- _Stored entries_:
==================================================
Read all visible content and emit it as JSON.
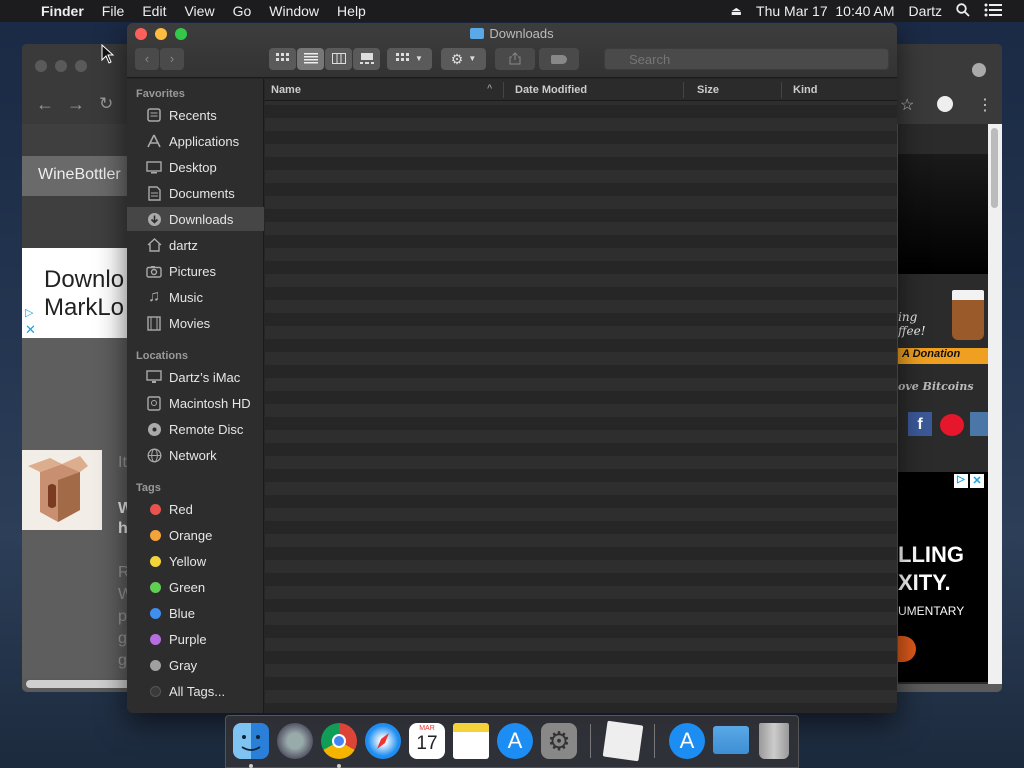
{
  "menubar": {
    "apple": "",
    "app_name": "Finder",
    "menus": [
      "File",
      "Edit",
      "View",
      "Go",
      "Window",
      "Help"
    ],
    "clock": "Thu Mar 17  10:40 AM",
    "user": "Dartz"
  },
  "browser": {
    "bookmark_label": "WineBottler",
    "ad_line1": "Downlo",
    "ad_line2": "MarkLo",
    "right_text1": "ing",
    "right_text2": "ffee!",
    "donation": "A Donation",
    "bitcoins": "ove Bitcoins",
    "ad_big1": "LLING",
    "ad_big2": "XITY.",
    "ad_small": "UMENTARY",
    "edge_letters": [
      "It",
      "W",
      "h",
      "R",
      "W",
      "p",
      "g",
      "g"
    ]
  },
  "finder": {
    "title": "Downloads",
    "search_placeholder": "Search",
    "columns": {
      "name": "Name",
      "date": "Date Modified",
      "size": "Size",
      "kind": "Kind"
    },
    "sidebar": {
      "favorites_header": "Favorites",
      "favorites": [
        {
          "label": "Recents",
          "icon": "recents-icon"
        },
        {
          "label": "Applications",
          "icon": "applications-icon"
        },
        {
          "label": "Desktop",
          "icon": "desktop-icon"
        },
        {
          "label": "Documents",
          "icon": "documents-icon"
        },
        {
          "label": "Downloads",
          "icon": "downloads-icon",
          "selected": true
        },
        {
          "label": "dartz",
          "icon": "home-icon"
        },
        {
          "label": "Pictures",
          "icon": "pictures-icon"
        },
        {
          "label": "Music",
          "icon": "music-icon"
        },
        {
          "label": "Movies",
          "icon": "movies-icon"
        }
      ],
      "locations_header": "Locations",
      "locations": [
        {
          "label": "Dartz’s iMac",
          "icon": "imac-icon"
        },
        {
          "label": "Macintosh HD",
          "icon": "harddisk-icon"
        },
        {
          "label": "Remote Disc",
          "icon": "disc-icon"
        },
        {
          "label": "Network",
          "icon": "network-icon"
        }
      ],
      "tags_header": "Tags",
      "tags": [
        {
          "label": "Red",
          "color": "#e8544d"
        },
        {
          "label": "Orange",
          "color": "#f5a23a"
        },
        {
          "label": "Yellow",
          "color": "#f3d33a"
        },
        {
          "label": "Green",
          "color": "#5fcf52"
        },
        {
          "label": "Blue",
          "color": "#3d8ff0"
        },
        {
          "label": "Purple",
          "color": "#b46ee0"
        },
        {
          "label": "Gray",
          "color": "#a0a0a0"
        },
        {
          "label": "All Tags...",
          "color": "#3a3a3a"
        }
      ]
    }
  },
  "dock": {
    "calendar_month": "MAR",
    "calendar_day": "17"
  }
}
==================================================
- _Given request_: An exact transcription of all the entries is required, without the pictures.

- _Result of the task_:
Read all visible content and emit it as JSON.
{
  "menubar": {
    "apple": "",
    "app_name": "Finder",
    "menus": [
      "File",
      "Edit",
      "View",
      "Go",
      "Window",
      "Help"
    ],
    "clock": "Thu Mar 17  10:40 AM",
    "user": "Dartz"
  },
  "browser": {
    "bookmark_label": "WineBottler",
    "ad_line1": "Downlo",
    "ad_line2": "MarkLo",
    "right_text1": "ing",
    "right_text2": "ffee!",
    "donation": "A Donation",
    "bitcoins": "ove Bitcoins",
    "ad_big1": "LLING",
    "ad_big2": "XITY.",
    "ad_small": "UMENTARY",
    "edge_letters": [
      "It",
      "W",
      "h",
      "R",
      "W",
      "p",
      "g",
      "g"
    ]
  },
  "finder": {
    "title": "Downloads",
    "search_placeholder": "Search",
    "columns": {
      "name": "Name",
      "date": "Date Modified",
      "size": "Size",
      "kind": "Kind"
    },
    "sidebar": {
      "favorites_header": "Favorites",
      "favorites": [
        {
          "label": "Recents",
          "icon": "recents-icon"
        },
        {
          "label": "Applications",
          "icon": "applications-icon"
        },
        {
          "label": "Desktop",
          "icon": "desktop-icon"
        },
        {
          "label": "Documents",
          "icon": "documents-icon"
        },
        {
          "label": "Downloads",
          "icon": "downloads-icon",
          "selected": true
        },
        {
          "label": "dartz",
          "icon": "home-icon"
        },
        {
          "label": "Pictures",
          "icon": "pictures-icon"
        },
        {
          "label": "Music",
          "icon": "music-icon"
        },
        {
          "label": "Movies",
          "icon": "movies-icon"
        }
      ],
      "locations_header": "Locations",
      "locations": [
        {
          "label": "Dartz’s iMac",
          "icon": "imac-icon"
        },
        {
          "label": "Macintosh HD",
          "icon": "harddisk-icon"
        },
        {
          "label": "Remote Disc",
          "icon": "disc-icon"
        },
        {
          "label": "Network",
          "icon": "network-icon"
        }
      ],
      "tags_header": "Tags",
      "tags": [
        {
          "label": "Red",
          "color": "#e8544d"
        },
        {
          "label": "Orange",
          "color": "#f5a23a"
        },
        {
          "label": "Yellow",
          "color": "#f3d33a"
        },
        {
          "label": "Green",
          "color": "#5fcf52"
        },
        {
          "label": "Blue",
          "color": "#3d8ff0"
        },
        {
          "label": "Purple",
          "color": "#b46ee0"
        },
        {
          "label": "Gray",
          "color": "#a0a0a0"
        },
        {
          "label": "All Tags...",
          "color": "#3a3a3a"
        }
      ]
    }
  },
  "dock": {
    "calendar_month": "MAR",
    "calendar_day": "17"
  }
}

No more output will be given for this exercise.